**THE PROBLEM**: In the entries that follow, count each line containing "from" and state the total, nothing more.

**Extracted records**:
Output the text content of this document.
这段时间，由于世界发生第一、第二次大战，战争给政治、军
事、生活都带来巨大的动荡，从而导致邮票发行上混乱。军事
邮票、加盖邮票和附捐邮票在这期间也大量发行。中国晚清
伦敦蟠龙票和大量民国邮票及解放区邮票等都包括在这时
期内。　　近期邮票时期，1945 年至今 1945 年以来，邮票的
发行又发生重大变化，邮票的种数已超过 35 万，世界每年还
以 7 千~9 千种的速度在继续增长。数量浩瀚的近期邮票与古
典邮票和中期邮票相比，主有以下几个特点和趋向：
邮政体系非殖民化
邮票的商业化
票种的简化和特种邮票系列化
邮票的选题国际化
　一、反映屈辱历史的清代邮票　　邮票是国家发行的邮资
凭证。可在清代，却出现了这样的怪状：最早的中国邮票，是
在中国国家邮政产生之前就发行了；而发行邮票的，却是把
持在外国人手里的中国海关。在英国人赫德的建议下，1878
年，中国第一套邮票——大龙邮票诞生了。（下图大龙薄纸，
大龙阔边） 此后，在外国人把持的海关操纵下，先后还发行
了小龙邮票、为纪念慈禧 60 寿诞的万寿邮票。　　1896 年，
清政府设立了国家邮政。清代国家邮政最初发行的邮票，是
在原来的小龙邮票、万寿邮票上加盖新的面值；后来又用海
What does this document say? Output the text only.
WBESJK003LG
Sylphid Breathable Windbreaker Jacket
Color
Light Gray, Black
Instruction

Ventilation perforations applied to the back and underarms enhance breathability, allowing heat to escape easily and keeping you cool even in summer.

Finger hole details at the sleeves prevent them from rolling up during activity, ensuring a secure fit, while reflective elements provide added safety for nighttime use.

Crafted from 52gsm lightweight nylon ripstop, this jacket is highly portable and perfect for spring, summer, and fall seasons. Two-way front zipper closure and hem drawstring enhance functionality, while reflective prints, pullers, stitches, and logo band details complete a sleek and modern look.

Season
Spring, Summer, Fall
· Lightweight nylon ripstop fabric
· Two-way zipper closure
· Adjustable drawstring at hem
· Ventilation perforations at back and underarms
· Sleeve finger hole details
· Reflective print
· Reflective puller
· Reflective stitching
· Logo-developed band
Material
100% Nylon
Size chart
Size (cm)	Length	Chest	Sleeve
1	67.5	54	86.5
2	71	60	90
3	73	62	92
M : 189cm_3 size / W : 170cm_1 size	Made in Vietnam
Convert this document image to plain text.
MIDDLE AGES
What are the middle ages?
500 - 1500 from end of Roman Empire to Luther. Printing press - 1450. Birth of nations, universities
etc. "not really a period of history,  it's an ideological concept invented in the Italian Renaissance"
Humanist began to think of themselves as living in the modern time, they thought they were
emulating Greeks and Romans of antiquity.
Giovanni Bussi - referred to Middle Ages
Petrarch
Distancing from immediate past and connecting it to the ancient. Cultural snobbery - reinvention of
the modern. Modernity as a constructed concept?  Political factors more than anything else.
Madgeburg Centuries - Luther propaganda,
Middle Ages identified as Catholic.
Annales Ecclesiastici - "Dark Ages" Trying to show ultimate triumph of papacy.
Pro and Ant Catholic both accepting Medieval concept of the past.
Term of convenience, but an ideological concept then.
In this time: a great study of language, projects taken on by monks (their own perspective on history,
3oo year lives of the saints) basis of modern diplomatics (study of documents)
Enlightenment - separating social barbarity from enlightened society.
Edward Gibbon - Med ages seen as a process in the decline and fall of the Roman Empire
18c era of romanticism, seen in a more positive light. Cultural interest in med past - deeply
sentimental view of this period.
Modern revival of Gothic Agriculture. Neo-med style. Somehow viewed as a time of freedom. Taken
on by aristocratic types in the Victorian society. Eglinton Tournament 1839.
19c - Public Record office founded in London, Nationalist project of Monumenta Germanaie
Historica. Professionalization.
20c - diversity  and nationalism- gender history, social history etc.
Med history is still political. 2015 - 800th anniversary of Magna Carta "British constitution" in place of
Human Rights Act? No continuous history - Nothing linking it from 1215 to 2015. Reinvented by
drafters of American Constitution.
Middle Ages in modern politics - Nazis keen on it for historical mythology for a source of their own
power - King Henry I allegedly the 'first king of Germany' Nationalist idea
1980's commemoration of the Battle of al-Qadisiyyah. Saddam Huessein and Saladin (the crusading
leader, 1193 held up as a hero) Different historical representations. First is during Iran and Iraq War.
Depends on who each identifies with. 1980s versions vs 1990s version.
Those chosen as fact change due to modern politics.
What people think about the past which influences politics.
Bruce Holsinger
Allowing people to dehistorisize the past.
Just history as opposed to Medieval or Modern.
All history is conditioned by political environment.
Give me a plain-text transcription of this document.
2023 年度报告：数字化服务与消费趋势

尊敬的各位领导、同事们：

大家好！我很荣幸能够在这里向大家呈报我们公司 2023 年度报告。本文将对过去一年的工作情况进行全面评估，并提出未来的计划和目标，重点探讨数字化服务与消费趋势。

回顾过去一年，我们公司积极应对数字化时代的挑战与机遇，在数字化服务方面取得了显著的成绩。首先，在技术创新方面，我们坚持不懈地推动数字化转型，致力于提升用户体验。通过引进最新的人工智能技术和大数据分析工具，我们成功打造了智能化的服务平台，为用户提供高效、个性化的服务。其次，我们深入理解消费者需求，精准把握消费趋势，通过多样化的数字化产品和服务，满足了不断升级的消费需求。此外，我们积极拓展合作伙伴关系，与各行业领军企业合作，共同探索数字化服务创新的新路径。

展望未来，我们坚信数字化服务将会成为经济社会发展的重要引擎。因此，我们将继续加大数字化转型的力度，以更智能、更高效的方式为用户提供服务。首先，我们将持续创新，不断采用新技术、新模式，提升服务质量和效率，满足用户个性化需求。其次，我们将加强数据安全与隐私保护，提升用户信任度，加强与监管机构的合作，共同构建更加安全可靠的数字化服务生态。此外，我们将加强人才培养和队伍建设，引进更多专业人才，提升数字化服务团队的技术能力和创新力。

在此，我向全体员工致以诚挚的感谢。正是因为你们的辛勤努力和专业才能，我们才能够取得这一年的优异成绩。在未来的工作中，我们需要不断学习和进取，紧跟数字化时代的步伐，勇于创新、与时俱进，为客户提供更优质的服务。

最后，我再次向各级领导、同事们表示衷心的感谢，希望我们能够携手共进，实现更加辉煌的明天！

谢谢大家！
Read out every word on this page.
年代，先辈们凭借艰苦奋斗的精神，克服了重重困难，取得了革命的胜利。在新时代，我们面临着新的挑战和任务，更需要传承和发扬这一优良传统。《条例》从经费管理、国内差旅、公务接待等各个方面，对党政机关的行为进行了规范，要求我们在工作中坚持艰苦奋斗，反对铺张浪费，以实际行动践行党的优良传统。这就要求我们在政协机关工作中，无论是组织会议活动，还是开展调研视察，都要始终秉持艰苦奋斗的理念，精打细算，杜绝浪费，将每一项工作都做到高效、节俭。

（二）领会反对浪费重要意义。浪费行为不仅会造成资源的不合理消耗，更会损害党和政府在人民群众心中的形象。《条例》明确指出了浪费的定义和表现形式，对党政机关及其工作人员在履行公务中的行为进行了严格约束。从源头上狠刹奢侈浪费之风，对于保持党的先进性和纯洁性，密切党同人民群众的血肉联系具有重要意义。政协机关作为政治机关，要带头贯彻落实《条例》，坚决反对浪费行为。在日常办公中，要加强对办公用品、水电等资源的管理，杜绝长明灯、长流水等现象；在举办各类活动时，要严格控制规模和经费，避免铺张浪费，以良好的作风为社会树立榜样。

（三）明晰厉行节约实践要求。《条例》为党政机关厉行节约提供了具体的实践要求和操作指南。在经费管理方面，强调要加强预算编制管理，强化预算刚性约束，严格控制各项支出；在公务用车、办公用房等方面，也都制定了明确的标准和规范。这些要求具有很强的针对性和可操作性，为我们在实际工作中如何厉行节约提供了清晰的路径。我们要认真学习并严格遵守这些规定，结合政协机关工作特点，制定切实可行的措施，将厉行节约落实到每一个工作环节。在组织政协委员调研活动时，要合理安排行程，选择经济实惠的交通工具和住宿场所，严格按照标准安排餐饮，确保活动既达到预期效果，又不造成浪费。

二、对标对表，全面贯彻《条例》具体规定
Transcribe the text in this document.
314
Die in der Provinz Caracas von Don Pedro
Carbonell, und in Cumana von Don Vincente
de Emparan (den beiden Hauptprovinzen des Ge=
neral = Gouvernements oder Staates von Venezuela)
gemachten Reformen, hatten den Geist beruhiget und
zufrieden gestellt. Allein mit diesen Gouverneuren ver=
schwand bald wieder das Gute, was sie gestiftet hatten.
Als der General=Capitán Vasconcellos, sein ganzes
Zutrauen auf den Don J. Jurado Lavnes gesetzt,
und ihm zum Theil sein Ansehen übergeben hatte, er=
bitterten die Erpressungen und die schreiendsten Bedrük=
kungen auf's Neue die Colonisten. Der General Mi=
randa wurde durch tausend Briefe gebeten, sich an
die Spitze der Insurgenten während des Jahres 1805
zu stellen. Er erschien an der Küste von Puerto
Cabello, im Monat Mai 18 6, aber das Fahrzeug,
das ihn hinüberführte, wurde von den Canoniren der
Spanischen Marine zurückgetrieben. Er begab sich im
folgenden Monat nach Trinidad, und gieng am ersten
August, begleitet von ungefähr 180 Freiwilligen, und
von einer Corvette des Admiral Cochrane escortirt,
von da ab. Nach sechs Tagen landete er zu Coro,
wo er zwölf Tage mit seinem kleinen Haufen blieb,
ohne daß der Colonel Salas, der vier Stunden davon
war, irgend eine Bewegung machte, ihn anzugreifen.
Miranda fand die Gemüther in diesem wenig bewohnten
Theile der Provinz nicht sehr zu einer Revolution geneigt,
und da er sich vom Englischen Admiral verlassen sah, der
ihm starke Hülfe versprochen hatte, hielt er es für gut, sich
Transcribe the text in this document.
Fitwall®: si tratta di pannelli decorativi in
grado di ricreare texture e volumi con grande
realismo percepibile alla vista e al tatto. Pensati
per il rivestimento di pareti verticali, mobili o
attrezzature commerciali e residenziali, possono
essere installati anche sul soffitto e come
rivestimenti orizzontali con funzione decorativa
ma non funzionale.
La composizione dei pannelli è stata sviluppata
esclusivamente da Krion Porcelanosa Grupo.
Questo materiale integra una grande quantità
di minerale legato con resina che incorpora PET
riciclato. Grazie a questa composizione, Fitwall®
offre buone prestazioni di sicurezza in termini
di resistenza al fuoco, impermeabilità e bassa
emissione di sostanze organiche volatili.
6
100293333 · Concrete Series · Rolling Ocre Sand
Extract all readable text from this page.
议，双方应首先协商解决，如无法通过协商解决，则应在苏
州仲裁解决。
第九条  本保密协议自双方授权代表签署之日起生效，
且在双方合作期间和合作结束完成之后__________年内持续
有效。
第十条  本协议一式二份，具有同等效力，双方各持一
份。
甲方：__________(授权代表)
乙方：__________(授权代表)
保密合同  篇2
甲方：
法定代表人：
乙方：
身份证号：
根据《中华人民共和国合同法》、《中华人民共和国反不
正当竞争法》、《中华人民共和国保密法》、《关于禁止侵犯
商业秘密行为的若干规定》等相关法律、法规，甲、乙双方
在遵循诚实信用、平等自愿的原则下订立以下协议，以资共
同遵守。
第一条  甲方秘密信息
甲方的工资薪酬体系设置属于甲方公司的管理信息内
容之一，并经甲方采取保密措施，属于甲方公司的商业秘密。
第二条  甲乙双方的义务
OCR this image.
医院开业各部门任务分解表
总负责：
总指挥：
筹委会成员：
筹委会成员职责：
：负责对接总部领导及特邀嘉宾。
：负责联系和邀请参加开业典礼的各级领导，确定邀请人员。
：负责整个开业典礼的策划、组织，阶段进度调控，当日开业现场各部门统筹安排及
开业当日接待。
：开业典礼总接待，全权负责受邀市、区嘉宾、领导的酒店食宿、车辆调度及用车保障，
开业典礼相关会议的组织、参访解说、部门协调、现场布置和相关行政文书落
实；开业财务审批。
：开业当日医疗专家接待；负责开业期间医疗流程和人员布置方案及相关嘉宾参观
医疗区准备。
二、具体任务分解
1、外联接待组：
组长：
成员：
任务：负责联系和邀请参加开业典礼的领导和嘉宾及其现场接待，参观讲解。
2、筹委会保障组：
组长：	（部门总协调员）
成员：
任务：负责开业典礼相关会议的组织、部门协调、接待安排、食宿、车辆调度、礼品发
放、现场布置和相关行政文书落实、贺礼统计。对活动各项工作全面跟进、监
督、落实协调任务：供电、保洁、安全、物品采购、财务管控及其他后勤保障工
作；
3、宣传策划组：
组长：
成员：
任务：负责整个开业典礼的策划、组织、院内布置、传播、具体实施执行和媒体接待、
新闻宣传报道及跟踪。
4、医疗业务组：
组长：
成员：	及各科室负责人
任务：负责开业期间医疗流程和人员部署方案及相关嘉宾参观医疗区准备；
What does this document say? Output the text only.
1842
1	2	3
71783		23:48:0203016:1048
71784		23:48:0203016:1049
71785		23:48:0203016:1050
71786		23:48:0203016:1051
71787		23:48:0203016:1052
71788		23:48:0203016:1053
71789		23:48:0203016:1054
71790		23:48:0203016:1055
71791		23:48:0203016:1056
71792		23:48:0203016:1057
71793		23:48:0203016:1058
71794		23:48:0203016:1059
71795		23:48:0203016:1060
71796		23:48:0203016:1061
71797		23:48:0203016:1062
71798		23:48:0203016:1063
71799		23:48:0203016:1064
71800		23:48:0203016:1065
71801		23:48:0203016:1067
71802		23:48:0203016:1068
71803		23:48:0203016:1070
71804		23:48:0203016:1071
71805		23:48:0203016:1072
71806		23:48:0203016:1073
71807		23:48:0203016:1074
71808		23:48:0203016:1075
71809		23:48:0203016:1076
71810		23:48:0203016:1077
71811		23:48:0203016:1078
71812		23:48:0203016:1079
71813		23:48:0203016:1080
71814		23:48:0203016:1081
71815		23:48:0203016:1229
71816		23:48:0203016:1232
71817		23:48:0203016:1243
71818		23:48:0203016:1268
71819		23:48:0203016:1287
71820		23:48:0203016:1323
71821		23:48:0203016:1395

**COMPLETED EXERCISE**: 7